(Records from a dataset)
--- Start ---
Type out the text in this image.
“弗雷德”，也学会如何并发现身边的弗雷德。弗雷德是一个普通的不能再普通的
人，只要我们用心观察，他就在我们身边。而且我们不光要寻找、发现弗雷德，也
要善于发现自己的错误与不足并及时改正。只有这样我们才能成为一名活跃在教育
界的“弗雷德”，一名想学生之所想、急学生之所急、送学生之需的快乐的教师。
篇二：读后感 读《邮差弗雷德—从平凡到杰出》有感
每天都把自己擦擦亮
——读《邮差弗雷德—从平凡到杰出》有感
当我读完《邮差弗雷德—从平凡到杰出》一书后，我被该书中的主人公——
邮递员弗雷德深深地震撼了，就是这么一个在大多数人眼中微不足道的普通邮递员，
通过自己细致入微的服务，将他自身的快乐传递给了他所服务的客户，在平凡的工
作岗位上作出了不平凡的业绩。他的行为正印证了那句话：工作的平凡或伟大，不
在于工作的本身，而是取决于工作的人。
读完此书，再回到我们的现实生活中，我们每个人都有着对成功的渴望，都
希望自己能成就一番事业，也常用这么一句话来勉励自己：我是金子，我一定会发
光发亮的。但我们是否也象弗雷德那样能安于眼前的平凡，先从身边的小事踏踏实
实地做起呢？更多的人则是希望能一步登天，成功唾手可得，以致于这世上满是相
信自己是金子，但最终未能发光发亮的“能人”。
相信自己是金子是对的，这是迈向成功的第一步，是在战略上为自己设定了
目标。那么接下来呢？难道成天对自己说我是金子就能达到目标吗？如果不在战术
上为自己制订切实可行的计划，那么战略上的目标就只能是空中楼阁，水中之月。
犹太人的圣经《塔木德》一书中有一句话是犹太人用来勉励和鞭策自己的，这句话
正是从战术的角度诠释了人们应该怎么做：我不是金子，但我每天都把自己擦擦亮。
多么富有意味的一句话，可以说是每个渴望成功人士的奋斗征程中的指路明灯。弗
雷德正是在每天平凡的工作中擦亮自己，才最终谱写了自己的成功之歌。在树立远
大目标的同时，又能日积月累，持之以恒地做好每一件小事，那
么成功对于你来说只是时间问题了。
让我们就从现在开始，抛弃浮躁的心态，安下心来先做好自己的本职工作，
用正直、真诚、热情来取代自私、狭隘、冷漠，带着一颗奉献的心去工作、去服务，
--- End ---
== WHAT YOU WILL DO ==
Your answer should be only the number of lines that hold the word "邮差弗雷德".

== FINAL RESULT ==
3